In the passage on self-adjusting software, what does the author say seems to make biological systems robust?

> [Text block]
:::::
A second approach that people have tried is to start with a self-organizing, autopoietic system that generates and controls its own development. But there's a problem: How do you write a banking application in such a system? In both approaches you're locked into a certain type of expression. We want to take the allopoietic components, and embed them in a larger autopoietic space with components that are working to maintain the integrity of the system. For instance, a web server may devote a lot of resources to serving up web pages, but resources are also devoted to such things as logging and indexing the web site, and doing internal editing. If you have been slashdotted [/..] and suddenly get heavy traffic, you may want to dynamically shift, and devote more resources to serving up web pages, and put off indexing until later. So how is that done? Is it something that's built deeply into every component, or is there a controlling layer outside the sensing layer that enables the web server to say, "Boy, I'm working a lot." And then the controller picks up on that, and says, "Oh, there's a hot spot right now, let's inform these other jobs that don't need to be done right now, let's throttle back, and devote more resources to the hot spot. Let's clone some extra copies of these web page servers." The system adjusts itself. And it may be that the language we use to describe that process is not the same as our normal programming languages -- for example, we may not be able to write a sort algorithm in it. We want something that has feedback loops in it, since biological systems seem to be robust in part because of their extensive use of nested feedback loops. Of course we can program feedback loops using low-level features of our current programming languages, but they're not a high-level construct that we have right from the get go. We need a language that lets us easily construct complex feedback networks.
:::::
> [Supplied records]
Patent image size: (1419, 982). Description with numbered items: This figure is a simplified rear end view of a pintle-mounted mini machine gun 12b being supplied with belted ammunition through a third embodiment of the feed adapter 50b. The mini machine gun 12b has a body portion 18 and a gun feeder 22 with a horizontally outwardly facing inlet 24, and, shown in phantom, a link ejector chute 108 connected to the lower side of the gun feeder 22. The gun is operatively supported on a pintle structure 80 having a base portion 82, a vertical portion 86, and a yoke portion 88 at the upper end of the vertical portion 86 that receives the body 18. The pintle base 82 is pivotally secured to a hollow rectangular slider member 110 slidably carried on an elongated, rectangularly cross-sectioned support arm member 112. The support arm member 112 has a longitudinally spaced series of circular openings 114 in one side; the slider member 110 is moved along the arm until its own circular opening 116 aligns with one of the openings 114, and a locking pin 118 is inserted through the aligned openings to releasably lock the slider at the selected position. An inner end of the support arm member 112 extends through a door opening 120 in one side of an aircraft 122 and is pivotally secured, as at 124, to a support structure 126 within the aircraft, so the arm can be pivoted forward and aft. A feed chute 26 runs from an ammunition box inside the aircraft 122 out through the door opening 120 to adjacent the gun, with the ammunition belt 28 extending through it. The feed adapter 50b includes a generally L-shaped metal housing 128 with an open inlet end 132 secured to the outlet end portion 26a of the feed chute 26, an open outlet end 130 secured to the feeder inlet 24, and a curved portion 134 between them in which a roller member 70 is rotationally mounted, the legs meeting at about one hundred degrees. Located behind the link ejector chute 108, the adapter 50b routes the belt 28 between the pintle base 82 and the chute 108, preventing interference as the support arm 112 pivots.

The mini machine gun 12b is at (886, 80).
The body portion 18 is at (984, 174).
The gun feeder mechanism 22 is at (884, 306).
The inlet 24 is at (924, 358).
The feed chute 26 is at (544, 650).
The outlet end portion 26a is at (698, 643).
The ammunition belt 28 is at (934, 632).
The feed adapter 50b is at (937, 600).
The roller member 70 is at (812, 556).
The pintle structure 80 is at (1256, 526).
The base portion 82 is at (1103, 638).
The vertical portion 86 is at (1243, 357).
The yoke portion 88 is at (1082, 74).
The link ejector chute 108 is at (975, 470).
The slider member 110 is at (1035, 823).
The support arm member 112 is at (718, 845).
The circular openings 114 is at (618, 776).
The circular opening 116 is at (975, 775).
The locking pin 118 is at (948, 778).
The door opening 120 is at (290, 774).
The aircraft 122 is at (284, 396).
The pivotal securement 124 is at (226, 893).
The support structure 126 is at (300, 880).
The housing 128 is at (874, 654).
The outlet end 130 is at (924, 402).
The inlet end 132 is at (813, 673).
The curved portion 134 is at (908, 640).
:::::
> [Response below]
Their extensive use of nested feedback loops.